Exercise directions:
Your answer should consist of each line below that includes the word "Growths".

Source records:
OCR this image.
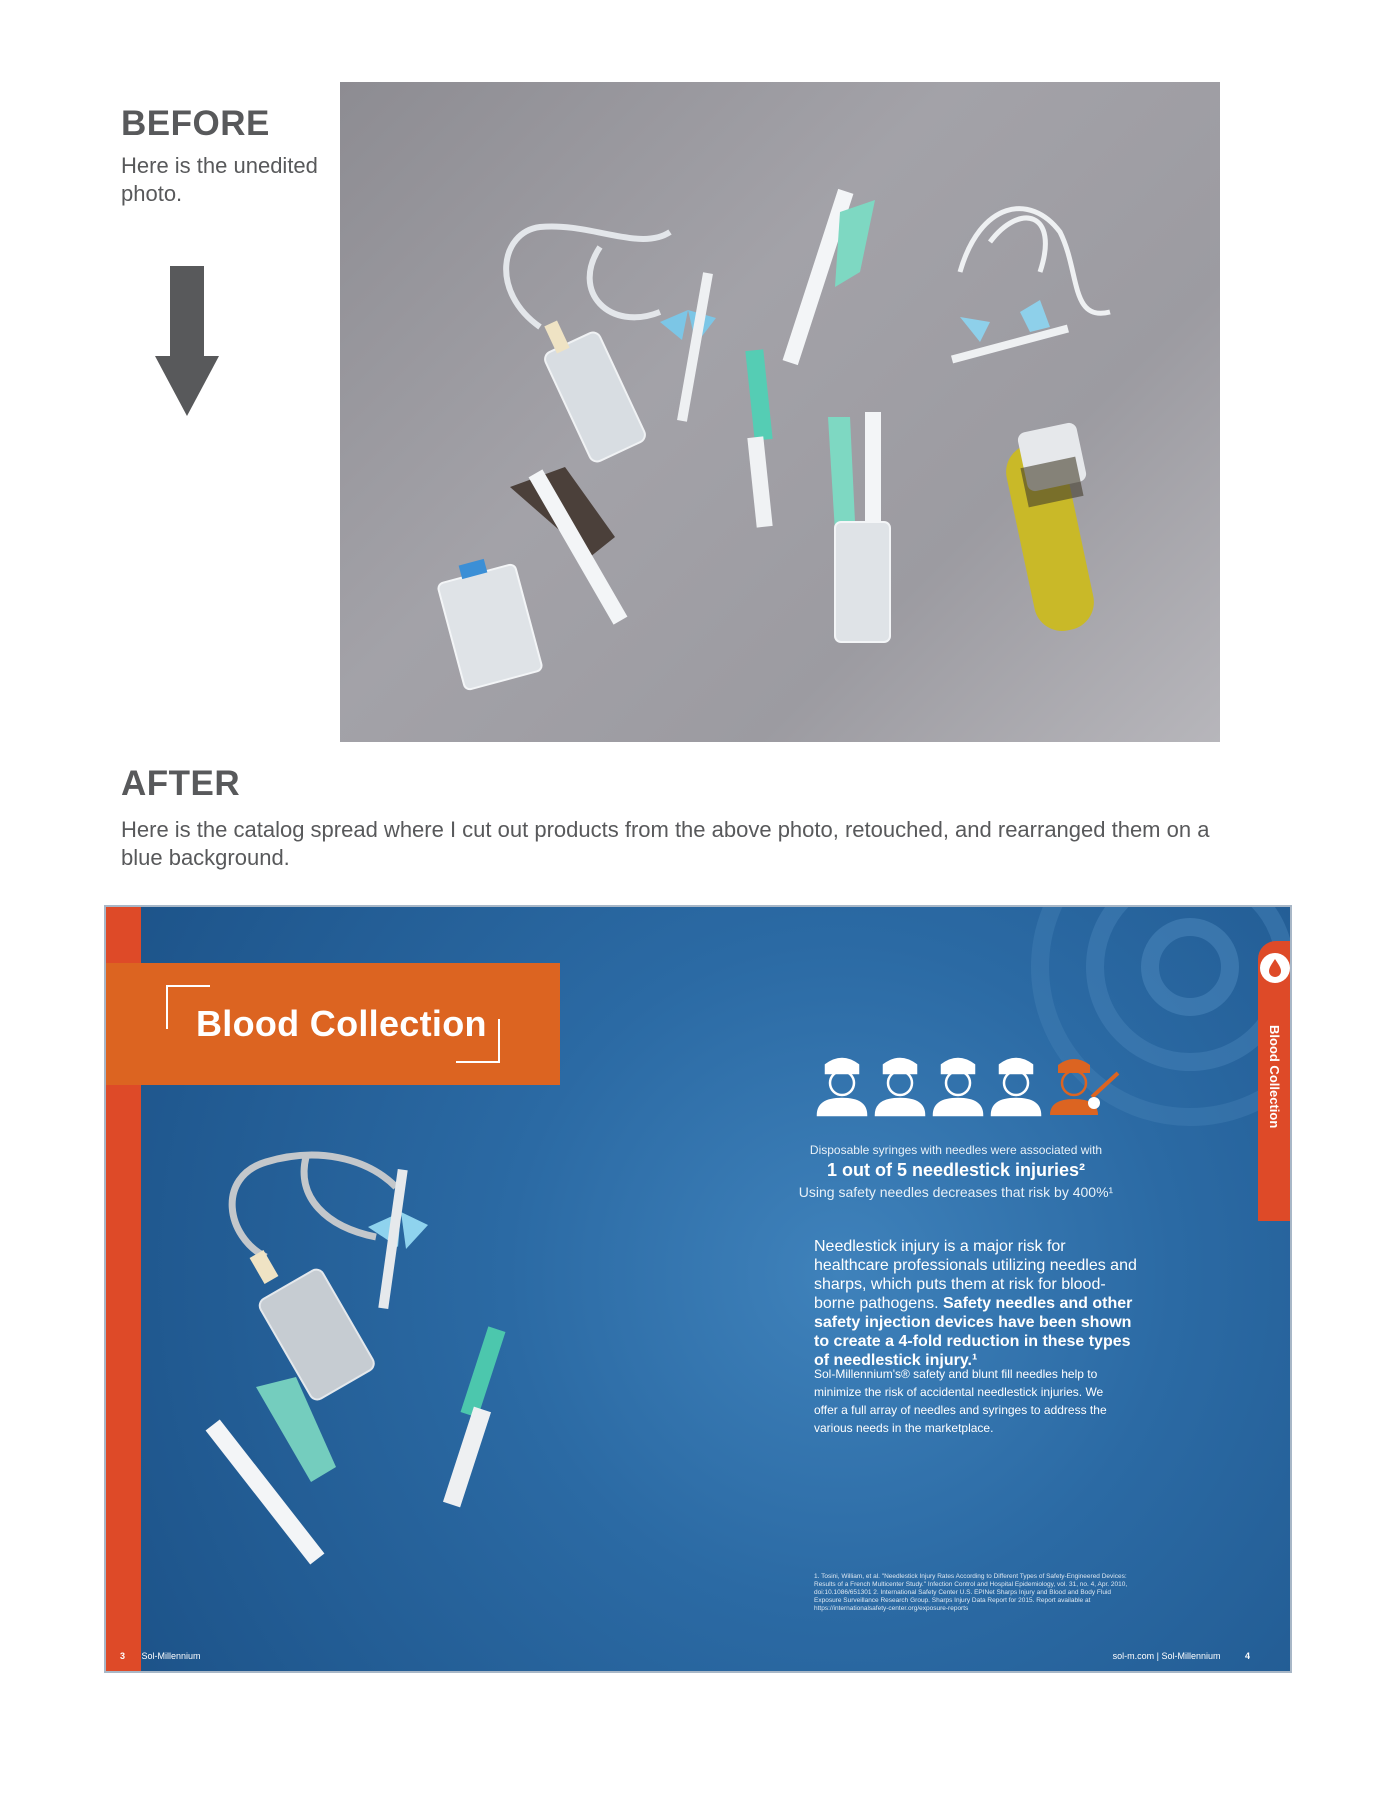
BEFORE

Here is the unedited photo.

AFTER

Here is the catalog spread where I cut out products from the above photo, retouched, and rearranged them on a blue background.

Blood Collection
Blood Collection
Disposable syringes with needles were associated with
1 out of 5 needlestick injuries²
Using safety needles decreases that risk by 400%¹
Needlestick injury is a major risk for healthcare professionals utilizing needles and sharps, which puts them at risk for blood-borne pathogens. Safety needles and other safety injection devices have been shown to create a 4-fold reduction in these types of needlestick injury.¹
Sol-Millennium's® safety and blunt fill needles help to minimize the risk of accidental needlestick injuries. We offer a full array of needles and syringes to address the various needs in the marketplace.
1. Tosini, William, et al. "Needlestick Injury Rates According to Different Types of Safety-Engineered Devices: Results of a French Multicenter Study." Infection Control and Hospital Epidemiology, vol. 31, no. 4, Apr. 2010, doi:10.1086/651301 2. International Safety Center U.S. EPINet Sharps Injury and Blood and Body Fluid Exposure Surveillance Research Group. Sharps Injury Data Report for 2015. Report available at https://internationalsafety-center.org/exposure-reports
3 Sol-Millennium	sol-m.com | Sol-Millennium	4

* * *

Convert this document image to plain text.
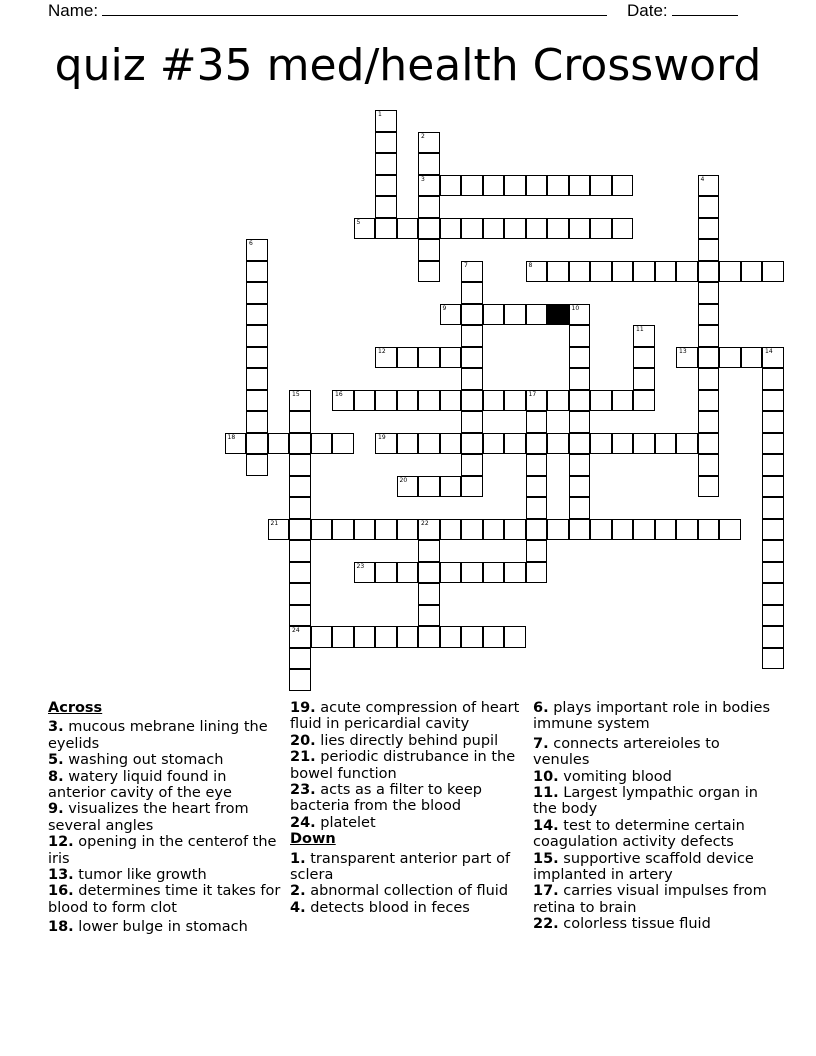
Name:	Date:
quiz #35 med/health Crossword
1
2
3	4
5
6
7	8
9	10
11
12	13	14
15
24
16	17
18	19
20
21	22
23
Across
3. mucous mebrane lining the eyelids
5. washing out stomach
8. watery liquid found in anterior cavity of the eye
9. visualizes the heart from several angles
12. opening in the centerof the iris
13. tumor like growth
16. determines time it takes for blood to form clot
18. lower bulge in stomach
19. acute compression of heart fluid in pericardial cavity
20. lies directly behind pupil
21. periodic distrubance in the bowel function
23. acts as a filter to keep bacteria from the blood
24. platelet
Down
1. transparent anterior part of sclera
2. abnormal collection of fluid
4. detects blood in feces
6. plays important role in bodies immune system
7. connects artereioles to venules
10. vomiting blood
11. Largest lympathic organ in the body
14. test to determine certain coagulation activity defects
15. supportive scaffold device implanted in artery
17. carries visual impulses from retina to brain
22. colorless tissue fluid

==

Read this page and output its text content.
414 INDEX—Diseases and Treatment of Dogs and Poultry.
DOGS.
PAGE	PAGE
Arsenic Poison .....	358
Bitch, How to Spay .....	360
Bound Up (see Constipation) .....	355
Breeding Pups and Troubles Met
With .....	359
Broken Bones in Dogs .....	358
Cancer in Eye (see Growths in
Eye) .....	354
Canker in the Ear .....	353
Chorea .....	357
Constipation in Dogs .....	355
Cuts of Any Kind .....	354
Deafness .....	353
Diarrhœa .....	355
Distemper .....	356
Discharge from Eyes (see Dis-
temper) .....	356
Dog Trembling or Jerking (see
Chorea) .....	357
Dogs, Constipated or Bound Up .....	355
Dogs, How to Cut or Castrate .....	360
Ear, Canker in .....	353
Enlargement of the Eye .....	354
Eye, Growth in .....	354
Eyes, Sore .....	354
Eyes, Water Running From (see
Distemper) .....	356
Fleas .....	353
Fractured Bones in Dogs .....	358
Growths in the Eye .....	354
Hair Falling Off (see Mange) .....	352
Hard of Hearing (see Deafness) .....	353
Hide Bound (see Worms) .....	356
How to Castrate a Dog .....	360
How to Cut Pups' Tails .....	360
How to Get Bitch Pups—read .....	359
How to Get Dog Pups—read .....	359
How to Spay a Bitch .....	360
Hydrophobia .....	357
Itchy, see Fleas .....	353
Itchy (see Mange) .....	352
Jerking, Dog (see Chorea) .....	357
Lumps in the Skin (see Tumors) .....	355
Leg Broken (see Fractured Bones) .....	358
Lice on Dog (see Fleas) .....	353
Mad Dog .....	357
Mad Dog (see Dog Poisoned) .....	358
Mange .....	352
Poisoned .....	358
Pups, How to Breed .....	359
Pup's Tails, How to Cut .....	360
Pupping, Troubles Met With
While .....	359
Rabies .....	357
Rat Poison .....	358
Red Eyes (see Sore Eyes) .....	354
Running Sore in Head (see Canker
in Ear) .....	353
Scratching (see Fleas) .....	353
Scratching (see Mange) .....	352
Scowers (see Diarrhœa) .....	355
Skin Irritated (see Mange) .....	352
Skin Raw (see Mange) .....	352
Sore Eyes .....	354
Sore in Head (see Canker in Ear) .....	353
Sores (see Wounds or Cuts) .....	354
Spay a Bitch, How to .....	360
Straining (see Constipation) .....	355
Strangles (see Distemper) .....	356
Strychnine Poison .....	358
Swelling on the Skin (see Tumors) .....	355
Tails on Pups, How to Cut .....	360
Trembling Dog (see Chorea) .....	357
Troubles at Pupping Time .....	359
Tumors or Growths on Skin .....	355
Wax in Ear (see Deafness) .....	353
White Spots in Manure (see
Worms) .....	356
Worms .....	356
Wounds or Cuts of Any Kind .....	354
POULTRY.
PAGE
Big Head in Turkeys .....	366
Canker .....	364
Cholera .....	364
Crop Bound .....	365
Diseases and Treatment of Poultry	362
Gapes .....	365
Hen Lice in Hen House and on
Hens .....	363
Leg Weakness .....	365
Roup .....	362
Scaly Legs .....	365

Reply:
Cancer in Eye (see Growths in
Growths in the Eye .....	354
Tumors or Growths on Skin .....	355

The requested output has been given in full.